"JSON" appears in how many lines of the entries? State only the number.
# Extracted records start
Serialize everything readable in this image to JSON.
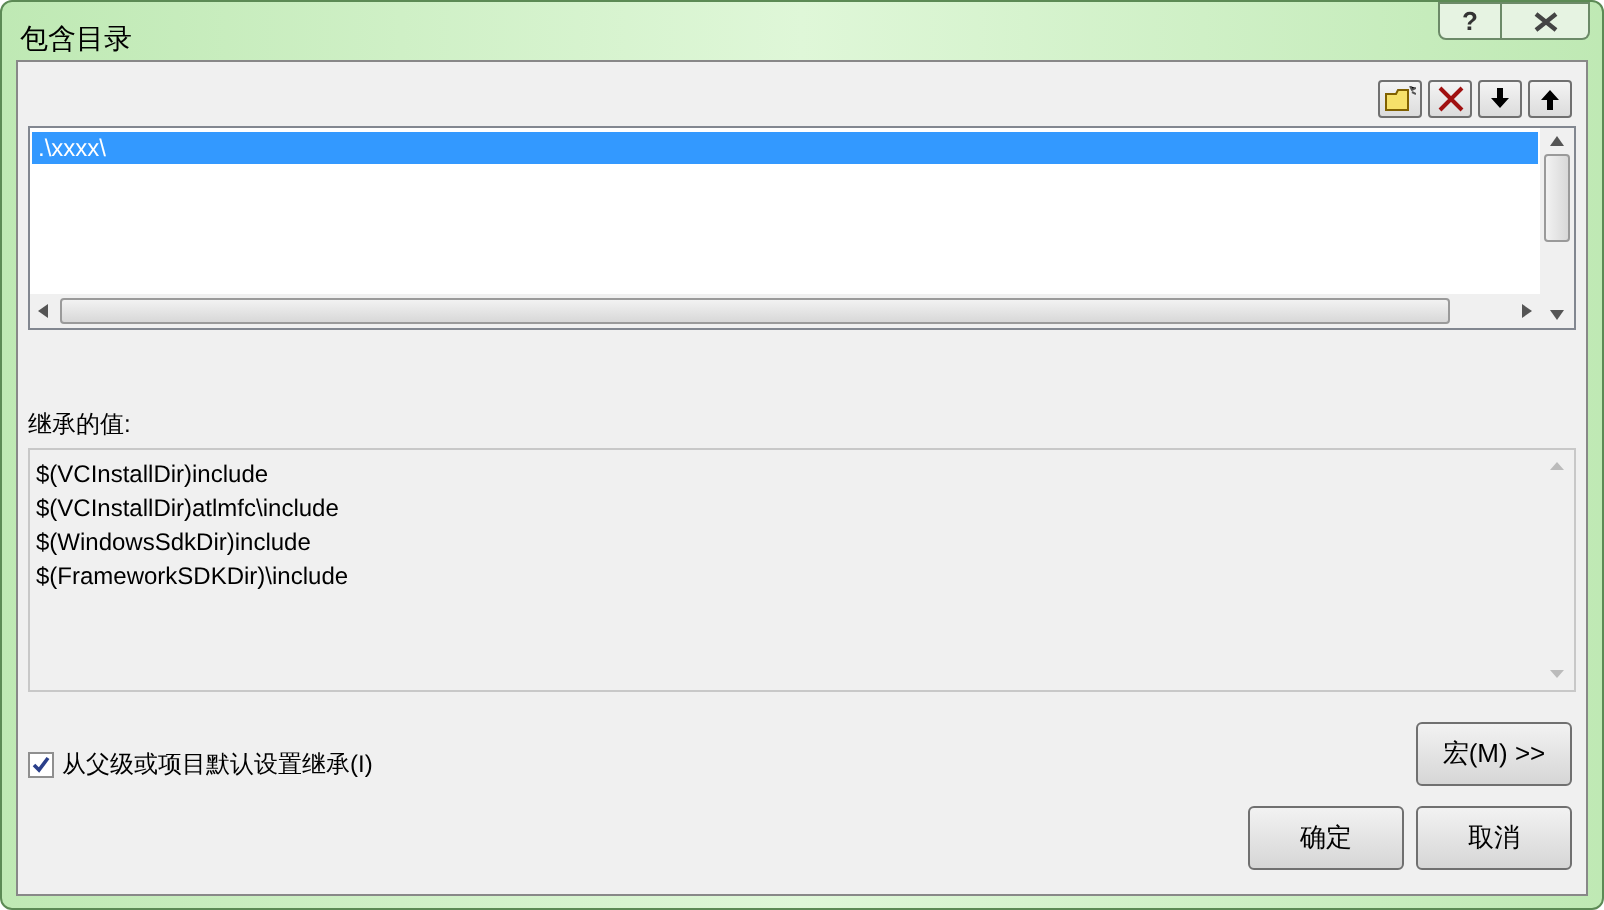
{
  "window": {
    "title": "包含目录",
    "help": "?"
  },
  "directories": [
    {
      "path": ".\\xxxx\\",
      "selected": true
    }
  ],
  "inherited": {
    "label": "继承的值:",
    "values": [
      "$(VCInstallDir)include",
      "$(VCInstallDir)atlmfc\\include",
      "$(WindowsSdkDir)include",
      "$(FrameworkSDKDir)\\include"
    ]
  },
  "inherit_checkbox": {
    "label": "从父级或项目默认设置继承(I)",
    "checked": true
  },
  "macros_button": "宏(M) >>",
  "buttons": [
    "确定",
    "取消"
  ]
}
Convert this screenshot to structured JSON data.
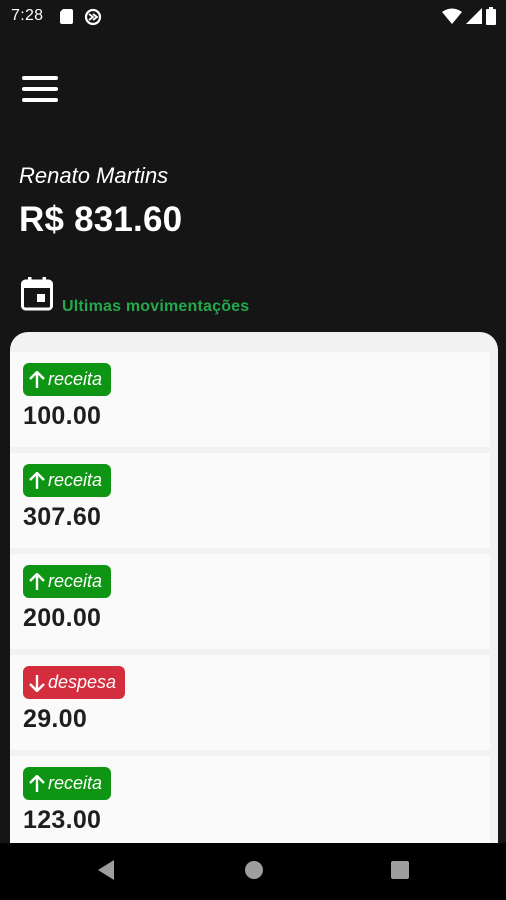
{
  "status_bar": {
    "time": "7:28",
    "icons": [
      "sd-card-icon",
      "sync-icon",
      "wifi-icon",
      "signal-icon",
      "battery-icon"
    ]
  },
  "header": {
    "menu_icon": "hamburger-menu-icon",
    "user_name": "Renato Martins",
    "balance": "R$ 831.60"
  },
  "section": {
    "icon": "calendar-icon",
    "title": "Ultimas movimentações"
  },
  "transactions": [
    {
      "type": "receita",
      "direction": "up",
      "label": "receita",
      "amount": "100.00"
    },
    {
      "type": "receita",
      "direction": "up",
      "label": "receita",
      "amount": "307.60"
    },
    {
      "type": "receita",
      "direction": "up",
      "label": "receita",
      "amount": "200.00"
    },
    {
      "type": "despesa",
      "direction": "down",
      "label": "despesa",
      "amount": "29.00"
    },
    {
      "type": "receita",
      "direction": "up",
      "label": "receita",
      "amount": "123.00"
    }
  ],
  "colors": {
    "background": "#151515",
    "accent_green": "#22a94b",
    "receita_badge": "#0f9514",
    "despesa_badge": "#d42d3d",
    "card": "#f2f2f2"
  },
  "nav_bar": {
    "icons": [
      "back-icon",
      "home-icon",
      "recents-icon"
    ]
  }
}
# Extracted records end
Task result: 2